WORK INSTRUCTIONS -
Scan each line of the records for the word "Never" and extract the ones that have it.
---------- STORED RECORDS
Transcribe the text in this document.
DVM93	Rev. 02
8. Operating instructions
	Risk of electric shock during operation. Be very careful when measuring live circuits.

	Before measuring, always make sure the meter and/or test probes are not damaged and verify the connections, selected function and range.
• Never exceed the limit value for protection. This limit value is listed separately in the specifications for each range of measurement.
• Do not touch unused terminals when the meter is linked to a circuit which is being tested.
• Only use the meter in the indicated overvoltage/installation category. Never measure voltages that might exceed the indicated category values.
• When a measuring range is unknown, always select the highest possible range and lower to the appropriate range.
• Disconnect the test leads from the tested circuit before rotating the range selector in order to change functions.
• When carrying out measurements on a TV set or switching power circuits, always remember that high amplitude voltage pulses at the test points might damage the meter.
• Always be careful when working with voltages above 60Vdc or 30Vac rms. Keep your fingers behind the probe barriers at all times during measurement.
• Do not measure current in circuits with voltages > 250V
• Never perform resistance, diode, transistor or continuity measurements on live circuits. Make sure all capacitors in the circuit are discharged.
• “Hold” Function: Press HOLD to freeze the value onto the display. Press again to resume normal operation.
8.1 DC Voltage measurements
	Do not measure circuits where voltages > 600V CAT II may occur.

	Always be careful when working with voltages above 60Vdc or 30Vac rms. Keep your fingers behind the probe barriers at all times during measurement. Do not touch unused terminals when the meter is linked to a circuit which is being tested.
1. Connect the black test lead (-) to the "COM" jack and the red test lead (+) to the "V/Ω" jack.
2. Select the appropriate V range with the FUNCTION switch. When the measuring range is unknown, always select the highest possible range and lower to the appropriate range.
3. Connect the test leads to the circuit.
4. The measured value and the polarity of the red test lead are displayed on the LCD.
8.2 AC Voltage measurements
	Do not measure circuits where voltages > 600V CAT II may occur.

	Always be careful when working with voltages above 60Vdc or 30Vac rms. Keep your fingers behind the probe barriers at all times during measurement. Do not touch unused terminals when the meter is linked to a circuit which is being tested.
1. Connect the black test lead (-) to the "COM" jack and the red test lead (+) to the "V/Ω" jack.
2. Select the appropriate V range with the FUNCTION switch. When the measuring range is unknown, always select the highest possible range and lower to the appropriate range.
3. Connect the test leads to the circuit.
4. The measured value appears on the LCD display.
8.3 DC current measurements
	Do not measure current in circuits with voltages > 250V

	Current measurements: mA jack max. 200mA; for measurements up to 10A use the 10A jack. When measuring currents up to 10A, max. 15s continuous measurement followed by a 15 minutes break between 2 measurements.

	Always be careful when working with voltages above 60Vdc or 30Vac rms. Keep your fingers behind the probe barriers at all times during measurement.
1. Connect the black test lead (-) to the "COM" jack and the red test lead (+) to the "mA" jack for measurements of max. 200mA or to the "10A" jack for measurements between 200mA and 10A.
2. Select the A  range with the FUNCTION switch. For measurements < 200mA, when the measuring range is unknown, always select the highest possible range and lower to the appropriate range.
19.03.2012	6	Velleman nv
--------------------
---------- STORED RECORDS
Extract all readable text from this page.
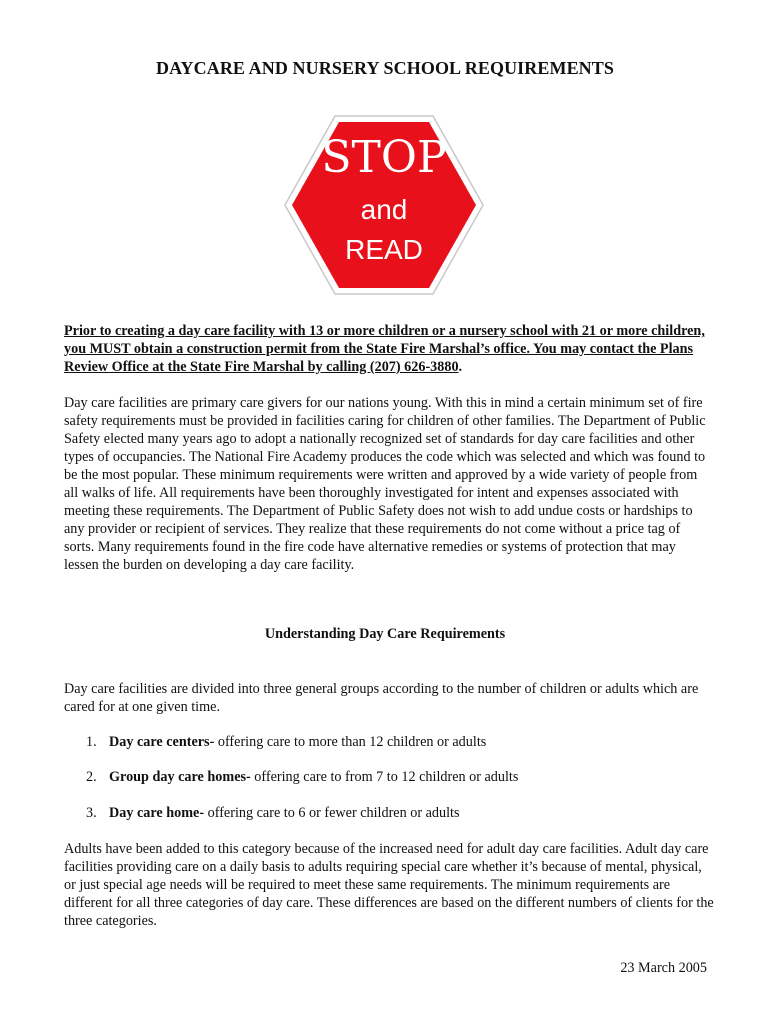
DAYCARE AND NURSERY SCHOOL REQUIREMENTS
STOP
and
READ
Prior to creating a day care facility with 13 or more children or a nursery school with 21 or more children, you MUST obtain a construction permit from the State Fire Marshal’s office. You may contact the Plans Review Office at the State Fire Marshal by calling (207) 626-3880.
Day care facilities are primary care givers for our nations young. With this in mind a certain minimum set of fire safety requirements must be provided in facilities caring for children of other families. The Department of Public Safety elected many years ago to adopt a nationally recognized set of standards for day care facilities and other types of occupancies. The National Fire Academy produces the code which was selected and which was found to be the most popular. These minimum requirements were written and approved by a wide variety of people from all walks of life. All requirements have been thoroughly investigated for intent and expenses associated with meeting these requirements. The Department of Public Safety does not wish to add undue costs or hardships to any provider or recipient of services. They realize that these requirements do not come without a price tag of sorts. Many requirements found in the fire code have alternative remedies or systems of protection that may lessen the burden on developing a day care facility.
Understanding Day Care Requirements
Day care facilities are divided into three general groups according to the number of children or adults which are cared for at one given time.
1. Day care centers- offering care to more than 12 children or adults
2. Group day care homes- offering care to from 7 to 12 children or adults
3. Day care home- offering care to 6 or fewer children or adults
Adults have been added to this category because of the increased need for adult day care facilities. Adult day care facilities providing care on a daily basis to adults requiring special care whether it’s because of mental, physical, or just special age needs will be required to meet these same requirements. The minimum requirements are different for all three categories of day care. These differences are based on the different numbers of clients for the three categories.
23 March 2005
--------------------
OUTPUT FOR THIS TASK -
• Never exceed the limit value for protection. This limit value is listed separately in the specifications for each range of measurement.
• Only use the meter in the indicated overvoltage/installation category. Never measure voltages that might exceed the indicated category values.
• Never perform resistance, diode, transistor or continuity measurements on live circuits. Make sure all capacitors in the circuit are discharged.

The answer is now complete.